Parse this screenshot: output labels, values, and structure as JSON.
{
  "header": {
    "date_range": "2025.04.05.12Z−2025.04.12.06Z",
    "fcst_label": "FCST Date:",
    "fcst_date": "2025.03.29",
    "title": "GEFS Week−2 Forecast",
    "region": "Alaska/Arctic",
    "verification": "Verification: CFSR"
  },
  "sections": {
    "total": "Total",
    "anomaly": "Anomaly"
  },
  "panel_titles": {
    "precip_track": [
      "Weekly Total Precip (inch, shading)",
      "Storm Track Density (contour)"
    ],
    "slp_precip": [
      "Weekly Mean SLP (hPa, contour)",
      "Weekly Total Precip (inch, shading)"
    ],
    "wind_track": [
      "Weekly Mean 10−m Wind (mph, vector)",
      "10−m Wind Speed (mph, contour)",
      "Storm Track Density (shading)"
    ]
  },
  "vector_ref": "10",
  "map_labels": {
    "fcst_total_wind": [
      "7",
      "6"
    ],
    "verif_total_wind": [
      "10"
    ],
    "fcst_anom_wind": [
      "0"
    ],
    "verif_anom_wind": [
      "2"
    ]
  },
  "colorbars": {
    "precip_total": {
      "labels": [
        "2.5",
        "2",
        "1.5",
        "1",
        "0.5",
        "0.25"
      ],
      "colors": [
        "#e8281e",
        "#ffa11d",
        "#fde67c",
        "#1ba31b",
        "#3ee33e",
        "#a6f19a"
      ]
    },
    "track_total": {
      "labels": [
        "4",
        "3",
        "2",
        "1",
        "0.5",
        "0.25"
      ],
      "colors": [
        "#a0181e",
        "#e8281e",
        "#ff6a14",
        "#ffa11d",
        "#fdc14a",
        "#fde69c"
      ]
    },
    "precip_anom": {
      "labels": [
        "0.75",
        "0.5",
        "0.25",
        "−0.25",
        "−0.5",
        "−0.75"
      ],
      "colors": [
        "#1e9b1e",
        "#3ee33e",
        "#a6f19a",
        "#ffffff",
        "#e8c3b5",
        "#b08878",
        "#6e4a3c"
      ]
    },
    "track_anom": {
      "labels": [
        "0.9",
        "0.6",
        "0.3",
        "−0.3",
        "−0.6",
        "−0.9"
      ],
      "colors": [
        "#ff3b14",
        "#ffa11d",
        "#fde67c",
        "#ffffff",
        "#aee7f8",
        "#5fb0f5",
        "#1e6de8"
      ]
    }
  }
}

• _Exercise directions_
The entries above should be repeated exactly, every one of them.

• _Exercise result_
Parse this screenshot: output labels, values, and structure as JSON.
{
  "header": {
    "date_range": "2025.04.05.12Z−2025.04.12.06Z",
    "fcst_label": "FCST Date:",
    "fcst_date": "2025.03.29",
    "title": "GEFS Week−2 Forecast",
    "region": "Alaska/Arctic",
    "verification": "Verification: CFSR"
  },
  "sections": {
    "total": "Total",
    "anomaly": "Anomaly"
  },
  "panel_titles": {
    "precip_track": [
      "Weekly Total Precip (inch, shading)",
      "Storm Track Density (contour)"
    ],
    "slp_precip": [
      "Weekly Mean SLP (hPa, contour)",
      "Weekly Total Precip (inch, shading)"
    ],
    "wind_track": [
      "Weekly Mean 10−m Wind (mph, vector)",
      "10−m Wind Speed (mph, contour)",
      "Storm Track Density (shading)"
    ]
  },
  "vector_ref": "10",
  "map_labels": {
    "fcst_total_wind": [
      "7",
      "6"
    ],
    "verif_total_wind": [
      "10"
    ],
    "fcst_anom_wind": [
      "0"
    ],
    "verif_anom_wind": [
      "2"
    ]
  },
  "colorbars": {
    "precip_total": {
      "labels": [
        "2.5",
        "2",
        "1.5",
        "1",
        "0.5",
        "0.25"
      ],
      "colors": [
        "#e8281e",
        "#ffa11d",
        "#fde67c",
        "#1ba31b",
        "#3ee33e",
        "#a6f19a"
      ]
    },
    "track_total": {
      "labels": [
        "4",
        "3",
        "2",
        "1",
        "0.5",
        "0.25"
      ],
      "colors": [
        "#a0181e",
        "#e8281e",
        "#ff6a14",
        "#ffa11d",
        "#fdc14a",
        "#fde69c"
      ]
    },
    "precip_anom": {
      "labels": [
        "0.75",
        "0.5",
        "0.25",
        "−0.25",
        "−0.5",
        "−0.75"
      ],
      "colors": [
        "#1e9b1e",
        "#3ee33e",
        "#a6f19a",
        "#ffffff",
        "#e8c3b5",
        "#b08878",
        "#6e4a3c"
      ]
    },
    "track_anom": {
      "labels": [
        "0.9",
        "0.6",
        "0.3",
        "−0.3",
        "−0.6",
        "−0.9"
      ],
      "colors": [
        "#ff3b14",
        "#ffa11d",
        "#fde67c",
        "#ffffff",
        "#aee7f8",
        "#5fb0f5",
        "#1e6de8"
      ]
    }
  }
}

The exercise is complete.